## begin
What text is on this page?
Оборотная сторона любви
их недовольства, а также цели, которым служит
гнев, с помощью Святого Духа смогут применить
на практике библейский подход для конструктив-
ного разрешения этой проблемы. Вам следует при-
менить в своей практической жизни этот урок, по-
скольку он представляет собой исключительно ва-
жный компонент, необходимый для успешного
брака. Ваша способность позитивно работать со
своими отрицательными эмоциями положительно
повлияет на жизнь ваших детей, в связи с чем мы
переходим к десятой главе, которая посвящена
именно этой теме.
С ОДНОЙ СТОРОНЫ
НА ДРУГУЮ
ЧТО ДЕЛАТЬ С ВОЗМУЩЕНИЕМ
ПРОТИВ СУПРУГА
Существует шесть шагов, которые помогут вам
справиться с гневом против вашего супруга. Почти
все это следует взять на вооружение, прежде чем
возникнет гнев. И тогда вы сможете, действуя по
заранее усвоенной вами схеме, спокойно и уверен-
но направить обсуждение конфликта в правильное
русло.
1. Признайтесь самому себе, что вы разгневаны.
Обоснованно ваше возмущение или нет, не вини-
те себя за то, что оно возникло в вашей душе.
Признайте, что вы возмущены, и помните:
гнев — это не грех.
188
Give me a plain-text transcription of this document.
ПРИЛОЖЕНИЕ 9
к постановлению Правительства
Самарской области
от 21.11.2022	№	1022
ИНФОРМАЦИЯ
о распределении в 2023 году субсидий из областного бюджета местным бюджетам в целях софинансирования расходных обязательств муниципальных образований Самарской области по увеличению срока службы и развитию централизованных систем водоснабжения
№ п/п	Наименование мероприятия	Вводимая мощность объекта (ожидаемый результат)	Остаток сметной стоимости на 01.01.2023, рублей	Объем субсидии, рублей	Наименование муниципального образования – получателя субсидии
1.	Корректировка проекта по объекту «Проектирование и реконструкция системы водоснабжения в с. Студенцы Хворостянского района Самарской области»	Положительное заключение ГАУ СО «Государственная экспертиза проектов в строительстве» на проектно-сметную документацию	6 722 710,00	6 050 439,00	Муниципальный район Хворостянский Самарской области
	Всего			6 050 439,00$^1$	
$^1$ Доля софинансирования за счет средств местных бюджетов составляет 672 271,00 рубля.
## end
Every record above should be copied exactly.

What text is on this page?
Оборотная сторона любви
их недовольства, а также цели, которым служит
гнев, с помощью Святого Духа смогут применить
на практике библейский подход для конструктив-
ного разрешения этой проблемы. Вам следует при-
менить в своей практической жизни этот урок, по-
скольку он представляет собой исключительно ва-
жный компонент, необходимый для успешного
брака. Ваша способность позитивно работать со
своими отрицательными эмоциями положительно
повлияет на жизнь ваших детей, в связи с чем мы
переходим к десятой главе, которая посвящена
именно этой теме.
С ОДНОЙ СТОРОНЫ
НА ДРУГУЮ
ЧТО ДЕЛАТЬ С ВОЗМУЩЕНИЕМ
ПРОТИВ СУПРУГА
Существует шесть шагов, которые помогут вам
справиться с гневом против вашего супруга. Почти
все это следует взять на вооружение, прежде чем
возникнет гнев. И тогда вы сможете, действуя по
заранее усвоенной вами схеме, спокойно и уверен-
но направить обсуждение конфликта в правильное
русло.
1. Признайтесь самому себе, что вы разгневаны.
Обоснованно ваше возмущение или нет, не вини-
те себя за то, что оно возникло в вашей душе.
Признайте, что вы возмущены, и помните:
гнев — это не грех.
188
Give me a plain-text transcription of this document.
ПРИЛОЖЕНИЕ 9
к постановлению Правительства
Самарской области
от 21.11.2022	№	1022
ИНФОРМАЦИЯ
о распределении в 2023 году субсидий из областного бюджета местным бюджетам в целях софинансирования расходных обязательств муниципальных образований Самарской области по увеличению срока службы и развитию централизованных систем водоснабжения
№ п/п	Наименование мероприятия	Вводимая мощность объекта (ожидаемый результат)	Остаток сметной стоимости на 01.01.2023, рублей	Объем субсидии, рублей	Наименование муниципального образования – получателя субсидии
1.	Корректировка проекта по объекту «Проектирование и реконструкция системы водоснабжения в с. Студенцы Хворостянского района Самарской области»	Положительное заключение ГАУ СО «Государственная экспертиза проектов в строительстве» на проектно-сметную документацию	6 722 710,00	6 050 439,00	Муниципальный район Хворостянский Самарской области
	Всего			6 050 439,00$^1$	
$^1$ Доля софинансирования за счет средств местных бюджетов составляет 672 271,00 рубля.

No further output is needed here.